** BEGIN Data supplied **

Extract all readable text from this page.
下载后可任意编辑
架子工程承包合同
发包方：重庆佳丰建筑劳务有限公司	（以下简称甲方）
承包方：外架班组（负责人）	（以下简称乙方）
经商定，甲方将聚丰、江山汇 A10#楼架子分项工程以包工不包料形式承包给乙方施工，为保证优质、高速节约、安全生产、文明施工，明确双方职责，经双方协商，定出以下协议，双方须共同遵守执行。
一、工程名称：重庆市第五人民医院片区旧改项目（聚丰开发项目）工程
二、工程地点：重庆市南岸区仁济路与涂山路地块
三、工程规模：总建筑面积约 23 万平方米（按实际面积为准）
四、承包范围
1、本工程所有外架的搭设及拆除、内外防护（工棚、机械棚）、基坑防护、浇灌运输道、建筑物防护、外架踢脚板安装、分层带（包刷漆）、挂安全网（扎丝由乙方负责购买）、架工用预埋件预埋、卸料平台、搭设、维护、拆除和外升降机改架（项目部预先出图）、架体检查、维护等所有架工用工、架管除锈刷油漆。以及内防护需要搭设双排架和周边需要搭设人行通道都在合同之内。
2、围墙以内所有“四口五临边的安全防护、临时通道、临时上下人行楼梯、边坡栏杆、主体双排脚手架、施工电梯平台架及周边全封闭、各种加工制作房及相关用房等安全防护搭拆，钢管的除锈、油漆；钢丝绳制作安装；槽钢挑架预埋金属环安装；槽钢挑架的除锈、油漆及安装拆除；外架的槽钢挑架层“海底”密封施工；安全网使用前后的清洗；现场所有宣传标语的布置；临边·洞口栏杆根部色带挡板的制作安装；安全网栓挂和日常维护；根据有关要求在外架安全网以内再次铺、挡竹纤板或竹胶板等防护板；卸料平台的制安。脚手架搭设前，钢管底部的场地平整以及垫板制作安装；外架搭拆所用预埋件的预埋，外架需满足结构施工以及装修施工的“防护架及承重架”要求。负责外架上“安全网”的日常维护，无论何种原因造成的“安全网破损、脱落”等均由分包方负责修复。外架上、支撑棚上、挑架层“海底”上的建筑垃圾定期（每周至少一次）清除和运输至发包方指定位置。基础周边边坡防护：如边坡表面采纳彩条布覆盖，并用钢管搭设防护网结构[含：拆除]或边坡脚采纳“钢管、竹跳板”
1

** END Data supplied **

_Task instructions:_ All of the data above should be transcribed exactly.

_Final result:_
Extract all readable text from this page.
下载后可任意编辑
架子工程承包合同
发包方：重庆佳丰建筑劳务有限公司	（以下简称甲方）
承包方：外架班组（负责人）	（以下简称乙方）
经商定，甲方将聚丰、江山汇 A10#楼架子分项工程以包工不包料形式承包给乙方施工，为保证优质、高速节约、安全生产、文明施工，明确双方职责，经双方协商，定出以下协议，双方须共同遵守执行。
一、工程名称：重庆市第五人民医院片区旧改项目（聚丰开发项目）工程
二、工程地点：重庆市南岸区仁济路与涂山路地块
三、工程规模：总建筑面积约 23 万平方米（按实际面积为准）
四、承包范围
1、本工程所有外架的搭设及拆除、内外防护（工棚、机械棚）、基坑防护、浇灌运输道、建筑物防护、外架踢脚板安装、分层带（包刷漆）、挂安全网（扎丝由乙方负责购买）、架工用预埋件预埋、卸料平台、搭设、维护、拆除和外升降机改架（项目部预先出图）、架体检查、维护等所有架工用工、架管除锈刷油漆。以及内防护需要搭设双排架和周边需要搭设人行通道都在合同之内。
2、围墙以内所有“四口五临边的安全防护、临时通道、临时上下人行楼梯、边坡栏杆、主体双排脚手架、施工电梯平台架及周边全封闭、各种加工制作房及相关用房等安全防护搭拆，钢管的除锈、油漆；钢丝绳制作安装；槽钢挑架预埋金属环安装；槽钢挑架的除锈、油漆及安装拆除；外架的槽钢挑架层“海底”密封施工；安全网使用前后的清洗；现场所有宣传标语的布置；临边·洞口栏杆根部色带挡板的制作安装；安全网栓挂和日常维护；根据有关要求在外架安全网以内再次铺、挡竹纤板或竹胶板等防护板；卸料平台的制安。脚手架搭设前，钢管底部的场地平整以及垫板制作安装；外架搭拆所用预埋件的预埋，外架需满足结构施工以及装修施工的“防护架及承重架”要求。负责外架上“安全网”的日常维护，无论何种原因造成的“安全网破损、脱落”等均由分包方负责修复。外架上、支撑棚上、挑架层“海底”上的建筑垃圾定期（每周至少一次）清除和运输至发包方指定位置。基础周边边坡防护：如边坡表面采纳彩条布覆盖，并用钢管搭设防护网结构[含：拆除]或边坡脚采纳“钢管、竹跳板”
1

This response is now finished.